Records from a collection of figures ::
-- Start --
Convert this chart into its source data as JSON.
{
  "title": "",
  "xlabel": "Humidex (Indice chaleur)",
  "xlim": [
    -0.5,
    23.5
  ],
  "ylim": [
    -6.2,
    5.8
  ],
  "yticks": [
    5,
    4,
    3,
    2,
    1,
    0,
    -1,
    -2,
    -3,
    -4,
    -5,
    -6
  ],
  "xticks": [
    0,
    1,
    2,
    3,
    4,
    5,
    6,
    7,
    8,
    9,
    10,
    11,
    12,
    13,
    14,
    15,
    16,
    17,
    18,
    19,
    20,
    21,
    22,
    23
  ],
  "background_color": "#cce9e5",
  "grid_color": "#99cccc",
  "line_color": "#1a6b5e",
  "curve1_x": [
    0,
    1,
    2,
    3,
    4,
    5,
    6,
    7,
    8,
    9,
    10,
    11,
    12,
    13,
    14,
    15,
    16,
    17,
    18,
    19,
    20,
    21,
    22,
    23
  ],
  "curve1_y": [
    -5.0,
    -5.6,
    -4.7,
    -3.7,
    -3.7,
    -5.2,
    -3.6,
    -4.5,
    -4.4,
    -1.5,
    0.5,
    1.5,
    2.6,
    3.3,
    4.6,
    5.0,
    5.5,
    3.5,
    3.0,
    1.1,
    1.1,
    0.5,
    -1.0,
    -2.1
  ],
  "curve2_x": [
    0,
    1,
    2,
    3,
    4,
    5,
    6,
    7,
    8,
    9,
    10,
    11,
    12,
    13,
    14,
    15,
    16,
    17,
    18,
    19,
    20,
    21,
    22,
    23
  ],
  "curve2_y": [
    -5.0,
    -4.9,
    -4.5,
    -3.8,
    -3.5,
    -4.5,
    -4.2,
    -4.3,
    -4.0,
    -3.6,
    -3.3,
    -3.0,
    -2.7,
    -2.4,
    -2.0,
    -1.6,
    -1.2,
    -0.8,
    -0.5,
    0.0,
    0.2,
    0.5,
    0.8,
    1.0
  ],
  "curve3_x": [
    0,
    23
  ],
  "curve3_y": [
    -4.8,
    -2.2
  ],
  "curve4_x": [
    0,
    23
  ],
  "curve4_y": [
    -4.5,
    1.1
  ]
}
-- End --
Set problem ::
Reproduce all of the material above word for word.

Final result ::
Convert this chart into its source data as JSON.
{
  "title": "",
  "xlabel": "Humidex (Indice chaleur)",
  "xlim": [
    -0.5,
    23.5
  ],
  "ylim": [
    -6.2,
    5.8
  ],
  "yticks": [
    5,
    4,
    3,
    2,
    1,
    0,
    -1,
    -2,
    -3,
    -4,
    -5,
    -6
  ],
  "xticks": [
    0,
    1,
    2,
    3,
    4,
    5,
    6,
    7,
    8,
    9,
    10,
    11,
    12,
    13,
    14,
    15,
    16,
    17,
    18,
    19,
    20,
    21,
    22,
    23
  ],
  "background_color": "#cce9e5",
  "grid_color": "#99cccc",
  "line_color": "#1a6b5e",
  "curve1_x": [
    0,
    1,
    2,
    3,
    4,
    5,
    6,
    7,
    8,
    9,
    10,
    11,
    12,
    13,
    14,
    15,
    16,
    17,
    18,
    19,
    20,
    21,
    22,
    23
  ],
  "curve1_y": [
    -5.0,
    -5.6,
    -4.7,
    -3.7,
    -3.7,
    -5.2,
    -3.6,
    -4.5,
    -4.4,
    -1.5,
    0.5,
    1.5,
    2.6,
    3.3,
    4.6,
    5.0,
    5.5,
    3.5,
    3.0,
    1.1,
    1.1,
    0.5,
    -1.0,
    -2.1
  ],
  "curve2_x": [
    0,
    1,
    2,
    3,
    4,
    5,
    6,
    7,
    8,
    9,
    10,
    11,
    12,
    13,
    14,
    15,
    16,
    17,
    18,
    19,
    20,
    21,
    22,
    23
  ],
  "curve2_y": [
    -5.0,
    -4.9,
    -4.5,
    -3.8,
    -3.5,
    -4.5,
    -4.2,
    -4.3,
    -4.0,
    -3.6,
    -3.3,
    -3.0,
    -2.7,
    -2.4,
    -2.0,
    -1.6,
    -1.2,
    -0.8,
    -0.5,
    0.0,
    0.2,
    0.5,
    0.8,
    1.0
  ],
  "curve3_x": [
    0,
    23
  ],
  "curve3_y": [
    -4.8,
    -2.2
  ],
  "curve4_x": [
    0,
    23
  ],
  "curve4_y": [
    -4.5,
    1.1
  ]
}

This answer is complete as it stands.